Supplied material

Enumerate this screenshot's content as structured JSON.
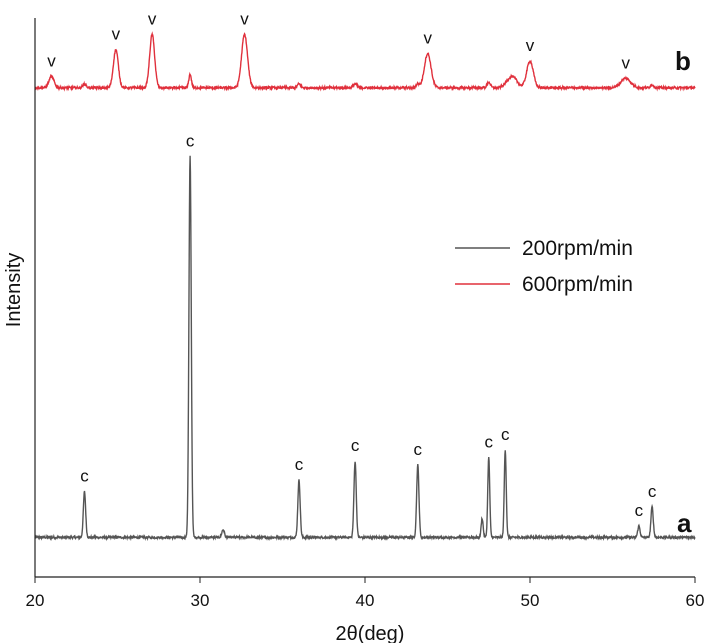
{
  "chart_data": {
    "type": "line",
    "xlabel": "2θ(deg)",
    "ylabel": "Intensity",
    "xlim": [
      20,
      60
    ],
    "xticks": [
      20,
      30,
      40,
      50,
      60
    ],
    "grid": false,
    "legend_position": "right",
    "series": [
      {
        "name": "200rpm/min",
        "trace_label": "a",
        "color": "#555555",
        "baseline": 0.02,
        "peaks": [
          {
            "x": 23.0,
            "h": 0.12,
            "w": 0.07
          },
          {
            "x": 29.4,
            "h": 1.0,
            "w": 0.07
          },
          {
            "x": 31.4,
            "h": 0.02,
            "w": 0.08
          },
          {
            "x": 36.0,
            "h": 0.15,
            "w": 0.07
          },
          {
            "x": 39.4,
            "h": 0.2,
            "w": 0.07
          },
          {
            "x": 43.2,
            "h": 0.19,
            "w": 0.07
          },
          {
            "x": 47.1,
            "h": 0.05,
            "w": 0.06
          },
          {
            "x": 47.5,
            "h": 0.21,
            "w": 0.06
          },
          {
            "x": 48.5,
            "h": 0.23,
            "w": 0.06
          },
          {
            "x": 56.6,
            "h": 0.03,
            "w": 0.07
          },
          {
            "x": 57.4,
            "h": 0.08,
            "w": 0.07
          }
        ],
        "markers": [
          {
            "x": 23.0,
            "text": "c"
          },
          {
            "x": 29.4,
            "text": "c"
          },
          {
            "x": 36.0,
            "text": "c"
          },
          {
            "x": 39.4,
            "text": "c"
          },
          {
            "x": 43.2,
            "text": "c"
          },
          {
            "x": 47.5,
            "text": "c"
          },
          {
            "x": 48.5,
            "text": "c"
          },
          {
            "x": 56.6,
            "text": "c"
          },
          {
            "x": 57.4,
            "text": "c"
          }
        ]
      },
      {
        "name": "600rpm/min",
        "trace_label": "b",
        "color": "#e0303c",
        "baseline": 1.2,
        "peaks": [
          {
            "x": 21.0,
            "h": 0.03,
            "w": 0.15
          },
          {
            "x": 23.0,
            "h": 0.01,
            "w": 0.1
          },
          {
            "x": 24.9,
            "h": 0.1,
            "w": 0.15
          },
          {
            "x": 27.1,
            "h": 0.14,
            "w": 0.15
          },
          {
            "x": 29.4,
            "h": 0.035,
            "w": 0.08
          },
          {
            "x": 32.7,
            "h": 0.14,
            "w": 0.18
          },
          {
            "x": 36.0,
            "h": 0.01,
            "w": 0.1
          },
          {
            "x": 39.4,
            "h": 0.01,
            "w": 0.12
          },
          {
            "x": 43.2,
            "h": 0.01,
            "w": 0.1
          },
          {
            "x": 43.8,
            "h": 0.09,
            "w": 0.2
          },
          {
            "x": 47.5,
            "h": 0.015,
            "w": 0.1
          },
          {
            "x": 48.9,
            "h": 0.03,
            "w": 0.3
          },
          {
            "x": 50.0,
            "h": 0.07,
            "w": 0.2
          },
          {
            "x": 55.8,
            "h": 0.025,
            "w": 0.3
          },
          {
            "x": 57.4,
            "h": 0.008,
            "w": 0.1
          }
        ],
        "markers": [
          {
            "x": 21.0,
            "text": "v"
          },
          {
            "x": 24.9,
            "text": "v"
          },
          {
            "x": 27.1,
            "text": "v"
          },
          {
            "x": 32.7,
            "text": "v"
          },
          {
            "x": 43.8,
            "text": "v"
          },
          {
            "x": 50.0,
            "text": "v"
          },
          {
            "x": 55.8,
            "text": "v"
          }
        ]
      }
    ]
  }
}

Request
Omit the pictures, then output the rest of the listing exactly.

Task result
Enumerate this screenshot's content as structured JSON.
{
  "chart_data": {
    "type": "line",
    "xlabel": "2θ(deg)",
    "ylabel": "Intensity",
    "xlim": [
      20,
      60
    ],
    "xticks": [
      20,
      30,
      40,
      50,
      60
    ],
    "grid": false,
    "legend_position": "right",
    "series": [
      {
        "name": "200rpm/min",
        "trace_label": "a",
        "color": "#555555",
        "baseline": 0.02,
        "peaks": [
          {
            "x": 23.0,
            "h": 0.12,
            "w": 0.07
          },
          {
            "x": 29.4,
            "h": 1.0,
            "w": 0.07
          },
          {
            "x": 31.4,
            "h": 0.02,
            "w": 0.08
          },
          {
            "x": 36.0,
            "h": 0.15,
            "w": 0.07
          },
          {
            "x": 39.4,
            "h": 0.2,
            "w": 0.07
          },
          {
            "x": 43.2,
            "h": 0.19,
            "w": 0.07
          },
          {
            "x": 47.1,
            "h": 0.05,
            "w": 0.06
          },
          {
            "x": 47.5,
            "h": 0.21,
            "w": 0.06
          },
          {
            "x": 48.5,
            "h": 0.23,
            "w": 0.06
          },
          {
            "x": 56.6,
            "h": 0.03,
            "w": 0.07
          },
          {
            "x": 57.4,
            "h": 0.08,
            "w": 0.07
          }
        ],
        "markers": [
          {
            "x": 23.0,
            "text": "c"
          },
          {
            "x": 29.4,
            "text": "c"
          },
          {
            "x": 36.0,
            "text": "c"
          },
          {
            "x": 39.4,
            "text": "c"
          },
          {
            "x": 43.2,
            "text": "c"
          },
          {
            "x": 47.5,
            "text": "c"
          },
          {
            "x": 48.5,
            "text": "c"
          },
          {
            "x": 56.6,
            "text": "c"
          },
          {
            "x": 57.4,
            "text": "c"
          }
        ]
      },
      {
        "name": "600rpm/min",
        "trace_label": "b",
        "color": "#e0303c",
        "baseline": 1.2,
        "peaks": [
          {
            "x": 21.0,
            "h": 0.03,
            "w": 0.15
          },
          {
            "x": 23.0,
            "h": 0.01,
            "w": 0.1
          },
          {
            "x": 24.9,
            "h": 0.1,
            "w": 0.15
          },
          {
            "x": 27.1,
            "h": 0.14,
            "w": 0.15
          },
          {
            "x": 29.4,
            "h": 0.035,
            "w": 0.08
          },
          {
            "x": 32.7,
            "h": 0.14,
            "w": 0.18
          },
          {
            "x": 36.0,
            "h": 0.01,
            "w": 0.1
          },
          {
            "x": 39.4,
            "h": 0.01,
            "w": 0.12
          },
          {
            "x": 43.2,
            "h": 0.01,
            "w": 0.1
          },
          {
            "x": 43.8,
            "h": 0.09,
            "w": 0.2
          },
          {
            "x": 47.5,
            "h": 0.015,
            "w": 0.1
          },
          {
            "x": 48.9,
            "h": 0.03,
            "w": 0.3
          },
          {
            "x": 50.0,
            "h": 0.07,
            "w": 0.2
          },
          {
            "x": 55.8,
            "h": 0.025,
            "w": 0.3
          },
          {
            "x": 57.4,
            "h": 0.008,
            "w": 0.1
          }
        ],
        "markers": [
          {
            "x": 21.0,
            "text": "v"
          },
          {
            "x": 24.9,
            "text": "v"
          },
          {
            "x": 27.1,
            "text": "v"
          },
          {
            "x": 32.7,
            "text": "v"
          },
          {
            "x": 43.8,
            "text": "v"
          },
          {
            "x": 50.0,
            "text": "v"
          },
          {
            "x": 55.8,
            "text": "v"
          }
        ]
      }
    ]
  }
}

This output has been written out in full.